#### [Exercise]
Exactly reproduce the entries, dropping any pictures from your copy.

================================

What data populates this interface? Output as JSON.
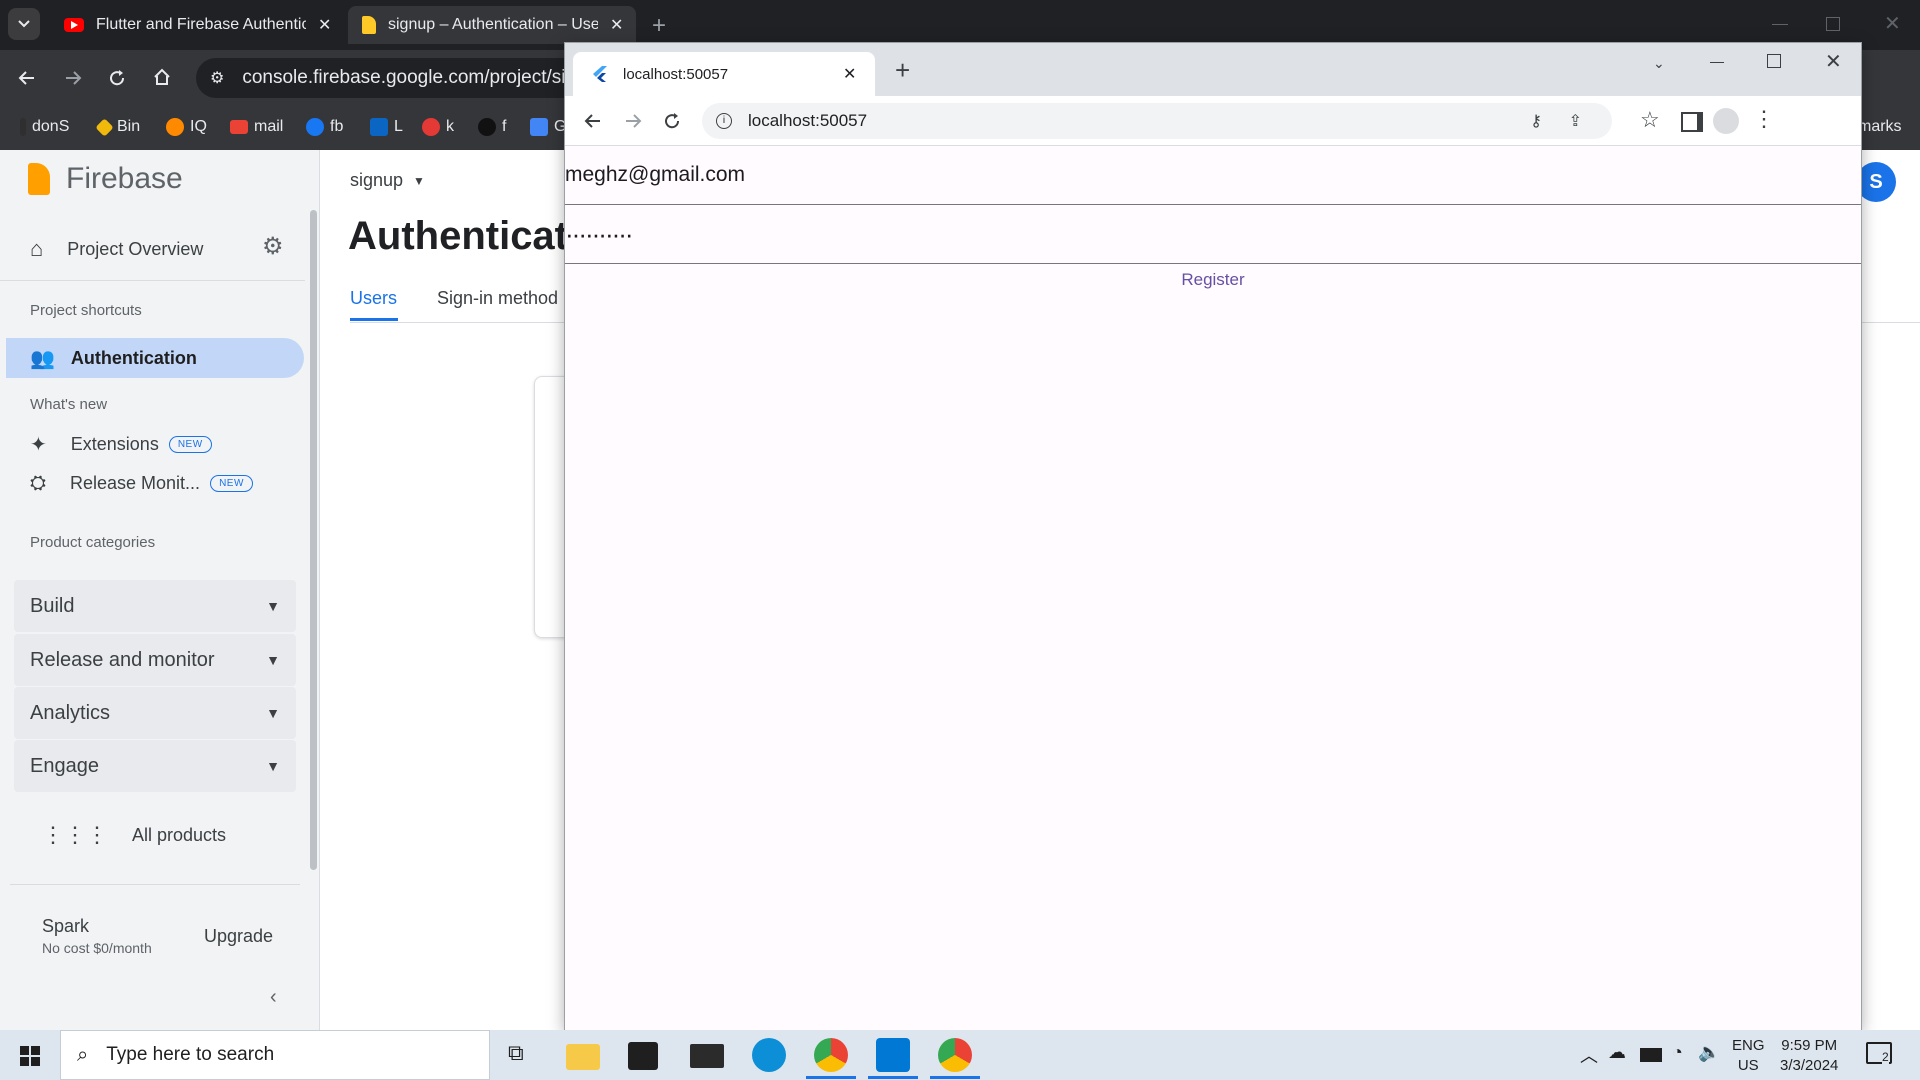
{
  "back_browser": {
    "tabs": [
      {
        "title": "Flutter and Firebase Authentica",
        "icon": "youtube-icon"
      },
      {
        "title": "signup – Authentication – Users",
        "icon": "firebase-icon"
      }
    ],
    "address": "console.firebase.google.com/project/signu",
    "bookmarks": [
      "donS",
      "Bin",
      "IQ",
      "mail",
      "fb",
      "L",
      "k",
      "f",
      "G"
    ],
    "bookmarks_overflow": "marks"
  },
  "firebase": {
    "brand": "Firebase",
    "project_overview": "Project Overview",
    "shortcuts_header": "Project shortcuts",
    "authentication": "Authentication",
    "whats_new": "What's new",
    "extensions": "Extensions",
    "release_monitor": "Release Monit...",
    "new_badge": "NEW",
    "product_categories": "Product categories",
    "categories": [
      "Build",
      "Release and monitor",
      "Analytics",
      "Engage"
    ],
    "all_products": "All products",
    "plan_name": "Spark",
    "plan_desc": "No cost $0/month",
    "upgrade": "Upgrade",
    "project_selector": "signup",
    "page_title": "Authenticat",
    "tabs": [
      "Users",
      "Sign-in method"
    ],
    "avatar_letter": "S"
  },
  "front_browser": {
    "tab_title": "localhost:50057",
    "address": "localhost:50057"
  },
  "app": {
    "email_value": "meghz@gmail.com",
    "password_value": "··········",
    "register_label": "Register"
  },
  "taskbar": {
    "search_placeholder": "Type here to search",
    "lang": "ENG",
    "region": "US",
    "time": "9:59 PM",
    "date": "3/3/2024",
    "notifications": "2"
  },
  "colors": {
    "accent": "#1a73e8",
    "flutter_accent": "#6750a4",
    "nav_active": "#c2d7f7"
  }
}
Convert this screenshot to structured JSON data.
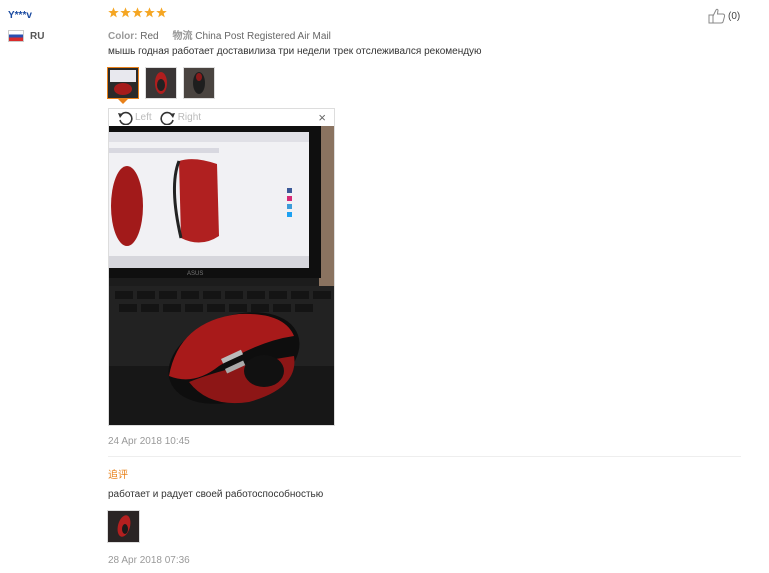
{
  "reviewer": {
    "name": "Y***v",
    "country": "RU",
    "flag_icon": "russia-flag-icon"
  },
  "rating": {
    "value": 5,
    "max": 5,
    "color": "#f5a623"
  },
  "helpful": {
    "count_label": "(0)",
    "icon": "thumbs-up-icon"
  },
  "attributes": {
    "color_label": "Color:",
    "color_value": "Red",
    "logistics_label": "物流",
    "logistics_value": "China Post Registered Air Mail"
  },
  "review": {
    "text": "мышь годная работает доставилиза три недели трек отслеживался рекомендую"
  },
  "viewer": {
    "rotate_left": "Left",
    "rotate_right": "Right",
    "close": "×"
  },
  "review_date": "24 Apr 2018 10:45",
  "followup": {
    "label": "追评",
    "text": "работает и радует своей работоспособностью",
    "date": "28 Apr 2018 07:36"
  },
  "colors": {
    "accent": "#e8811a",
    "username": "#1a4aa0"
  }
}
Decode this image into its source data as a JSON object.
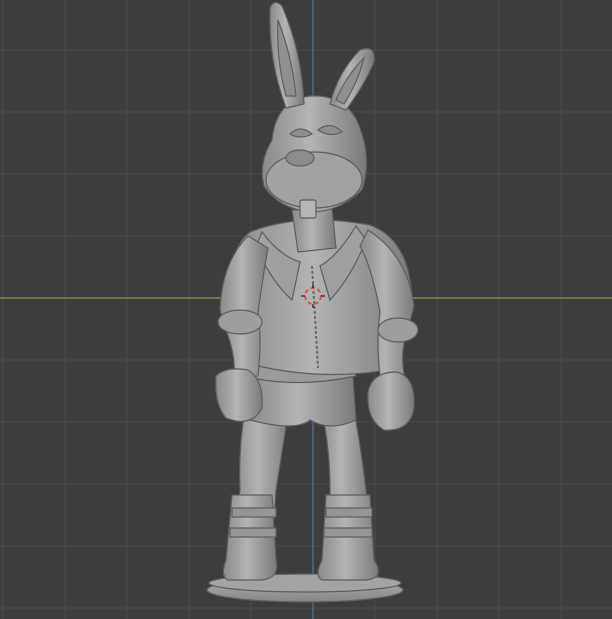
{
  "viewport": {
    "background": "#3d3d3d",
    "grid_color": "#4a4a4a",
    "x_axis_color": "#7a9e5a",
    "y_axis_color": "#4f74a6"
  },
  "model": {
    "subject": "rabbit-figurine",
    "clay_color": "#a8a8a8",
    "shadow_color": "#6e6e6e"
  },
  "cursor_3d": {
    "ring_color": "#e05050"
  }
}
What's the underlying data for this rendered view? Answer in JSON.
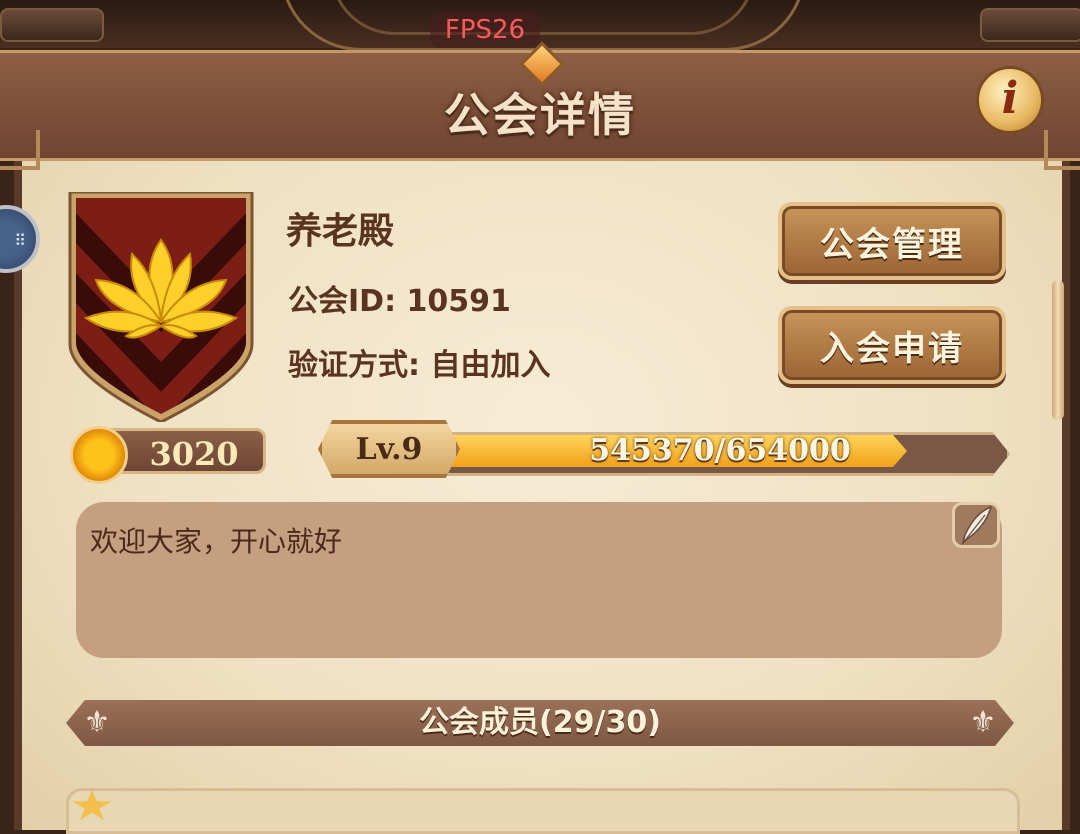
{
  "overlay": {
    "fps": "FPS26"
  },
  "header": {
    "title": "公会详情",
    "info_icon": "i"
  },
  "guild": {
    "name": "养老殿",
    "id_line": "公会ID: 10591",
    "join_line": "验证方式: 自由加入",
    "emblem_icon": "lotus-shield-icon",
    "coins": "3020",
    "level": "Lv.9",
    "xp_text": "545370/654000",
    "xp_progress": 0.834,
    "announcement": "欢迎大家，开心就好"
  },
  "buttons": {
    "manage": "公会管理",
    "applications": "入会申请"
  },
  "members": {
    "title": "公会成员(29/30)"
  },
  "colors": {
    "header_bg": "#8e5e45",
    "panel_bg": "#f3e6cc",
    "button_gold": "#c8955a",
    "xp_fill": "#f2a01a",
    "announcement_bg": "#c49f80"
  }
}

================================

#### [Answer to this task]
What data populates this interface? Output as JSON.
{
  "back_browser": {
    "tabs": [
      {
        "title": "Flutter and Firebase Authentica",
        "icon": "youtube-icon"
      },
      {
        "title": "signup – Authentication – Users",
        "icon": "firebase-icon"
      }
    ],
    "address": "console.firebase.google.com/project/signu",
    "bookmarks": [
      "donS",
      "Bin",
      "IQ",
      "mail",
      "fb",
      "L",
      "k",
      "f",
      "G"
    ],
    "bookmarks_overflow": "marks"
  },
  "firebase": {
    "brand": "Firebase",
    "project_overview": "Project Overview",
    "shortcuts_header": "Project shortcuts",
    "authentication": "Authentication",
    "whats_new": "What's new",
    "extensions": "Extensions",
    "release_monitor": "Release Monit...",
    "new_badge": "NEW",
    "product_categories": "Product categories",
    "categories": [
      "Build",
      "Release and monitor",
      "Analytics",
      "Engage"
    ],
    "all_products": "All products",
    "plan_name": "Spark",
    "plan_desc": "No cost $0/month",
    "upgrade": "Upgrade",
    "project_selector": "signup",
    "page_title": "Authenticat",
    "tabs": [
      "Users",
      "Sign-in method"
    ],
    "avatar_letter": "S"
  },
  "front_browser": {
    "tab_title": "localhost:50057",
    "address": "localhost:50057"
  },
  "app": {
    "email_value": "meghz@gmail.com",
    "password_value": "··········",
    "register_label": "Register"
  },
  "taskbar": {
    "search_placeholder": "Type here to search",
    "lang": "ENG",
    "region": "US",
    "time": "9:59 PM",
    "date": "3/3/2024",
    "notifications": "2"
  },
  "colors": {
    "accent": "#1a73e8",
    "flutter_accent": "#6750a4",
    "nav_active": "#c2d7f7"
  }
}
Convert this screenshot to structured JSON data.
{
  "reviewer": {
    "name": "Y***v",
    "country": "RU",
    "flag_icon": "russia-flag-icon"
  },
  "rating": {
    "value": 5,
    "max": 5,
    "color": "#f5a623"
  },
  "helpful": {
    "count_label": "(0)",
    "icon": "thumbs-up-icon"
  },
  "attributes": {
    "color_label": "Color:",
    "color_value": "Red",
    "logistics_label": "物流",
    "logistics_value": "China Post Registered Air Mail"
  },
  "review": {
    "text": "мышь годная работает доставилиза три недели трек отслеживался рекомендую"
  },
  "viewer": {
    "rotate_left": "Left",
    "rotate_right": "Right",
    "close": "×"
  },
  "review_date": "24 Apr 2018 10:45",
  "followup": {
    "label": "追评",
    "text": "работает и радует своей работоспособностью",
    "date": "28 Apr 2018 07:36"
  },
  "colors": {
    "accent": "#e8811a",
    "username": "#1a4aa0"
  }
}
Decode this image into its source data as a JSON object.
{
  "viewport": {
    "background": "#3d3d3d",
    "grid_color": "#4a4a4a",
    "x_axis_color": "#7a9e5a",
    "y_axis_color": "#4f74a6"
  },
  "model": {
    "subject": "rabbit-figurine",
    "clay_color": "#a8a8a8",
    "shadow_color": "#6e6e6e"
  },
  "cursor_3d": {
    "ring_color": "#e05050"
  }
}
What's the underlying data for this rendered view? Answer in JSON.
{
  "overlay": {
    "fps": "FPS26"
  },
  "header": {
    "title": "公会详情",
    "info_icon": "i"
  },
  "guild": {
    "name": "养老殿",
    "id_line": "公会ID: 10591",
    "join_line": "验证方式: 自由加入",
    "emblem_icon": "lotus-shield-icon",
    "coins": "3020",
    "level": "Lv.9",
    "xp_text": "545370/654000",
    "xp_progress": 0.834,
    "announcement": "欢迎大家，开心就好"
  },
  "buttons": {
    "manage": "公会管理",
    "applications": "入会申请"
  },
  "members": {
    "title": "公会成员(29/30)"
  },
  "colors": {
    "header_bg": "#8e5e45",
    "panel_bg": "#f3e6cc",
    "button_gold": "#c8955a",
    "xp_fill": "#f2a01a",
    "announcement_bg": "#c49f80"
  }
}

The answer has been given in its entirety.